═════ Record list
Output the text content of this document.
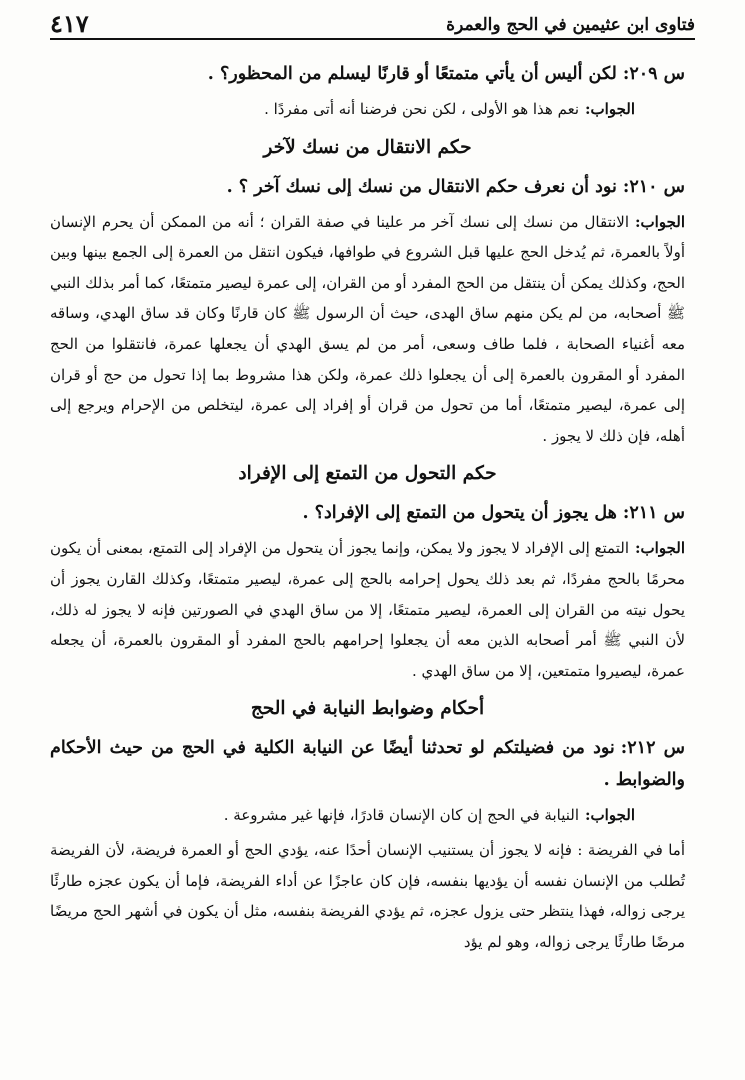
فتاوى ابن عثيمين في الحج والعمرة
٤١٧

س ٢٠٩:لكن أليس أن يأتي متمتعًا أو قارنًا ليسلم من المحظور؟ .

الجواب:نعم هذا هو الأولى ، لكن نحن فرضنا أنه أتى مفردًا .

حكم الانتقال من نسك لآخر

س ٢١٠:نود أن نعرف حكم الانتقال من نسك إلى نسك آخر ؟ .

الجواب:الانتقال من نسك إلى نسك آخر مر علينا في صفة القران ؛ أنه من الممكن أن يحرم الإنسان أولاً بالعمرة، ثم يُدخل الحج عليها قبل الشروع في طوافها، فيكون انتقل من العمرة إلى الجمع بينها وبين الحج، وكذلك يمكن أن ينتقل من الحج المفرد أو من القران، إلى عمرة ليصير متمتعًا، كما أمر بذلك النبي ﷺ أصحابه، من لم يكن منهم ساق الهدى، حيث أن الرسول ﷺ كان قارنًا وكان قد ساق الهدي، وساقه معه أغنياء الصحابة ، فلما طاف وسعى، أمر من لم يسق الهدي أن يجعلها عمرة، فانتقلوا من الحج المفرد أو المقرون بالعمرة إلى أن يجعلوا ذلك عمرة، ولكن هذا مشروط بما إذا تحول من حج أو قران إلى عمرة، ليصير متمتعًا، أما من تحول من قران أو إفراد إلى عمرة، ليتخلص من الإحرام ويرجع إلى أهله، فإن ذلك لا يجوز .

حكم التحول من التمتع إلى الإفراد

س ٢١١:هل يجوز أن يتحول من التمتع إلى الإفراد؟ .

الجواب:التمتع إلى الإفراد لا يجوز ولا يمكن، وإنما يجوز أن يتحول من الإفراد إلى التمتع، بمعنى أن يكون محرمًا بالحج مفردًا، ثم بعد ذلك يحول إحرامه بالحج إلى عمرة، ليصير متمتعًا، وكذلك القارن يجوز أن يحول نيته من القران إلى العمرة، ليصير متمتعًا، إلا من ساق الهدي في الصورتين فإنه لا يجوز له ذلك، لأن النبي ﷺ أمر أصحابه الذين معه أن يجعلوا إحرامهم بالحج المفرد أو المقرون بالعمرة، أن يجعله عمرة، ليصيروا متمتعين، إلا من ساق الهدي .

أحكام وضوابط النيابة في الحج

س ٢١٢:نود من فضيلتكم لو تحدثنا أيضًا عن النيابة الكلية في الحج من حيث الأحكام والضوابط .

الجواب:النيابة في الحج إن كان الإنسان قادرًا، فإنها غير مشروعة .

أما في الفريضة : فإنه لا يجوز أن يستنيب الإنسان أحدًا عنه، يؤدي الحج أو العمرة فريضة، لأن الفريضة تُطلب من الإنسان نفسه أن يؤديها بنفسه، فإن كان عاجزًا عن أداء الفريضة، فإما أن يكون عجزه طارئًا يرجى زواله، فهذا ينتظر حتى يزول عجزه، ثم يؤدي الفريضة بنفسه، مثل أن يكون في أشهر الحج مريضًا مرضًا طارئًا يرجى زواله، وهو لم يؤد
══════════
*What needs to be done*. Look through the data above. Find each line with the string "التمتع" and copy it.

*Solution for this problem*.
حكم التحول من التمتع إلى الإفراد
س ٢١١:هل يجوز أن يتحول من التمتع إلى الإفراد؟ .
الجواب:التمتع إلى الإفراد لا يجوز ولا يمكن، وإنما يجوز أن يتحول من الإفراد إلى التمتع، بمعنى أن يكون محرمًا بالحج مفردًا، ثم بعد ذلك يحول إحرامه بالحج إلى عمرة، ليصير متمتعًا، وكذلك القارن يجوز أن يحول نيته من القران إلى العمرة، ليصير متمتعًا، إلا من ساق الهدي في الصورتين فإنه لا يجوز له ذلك، لأن النبي ﷺ أمر أصحابه الذين معه أن يجعلوا إحرامهم بالحج المفرد أو المقرون بالعمرة، أن يجعله عمرة، ليصيروا متمتعين، إلا من ساق الهدي .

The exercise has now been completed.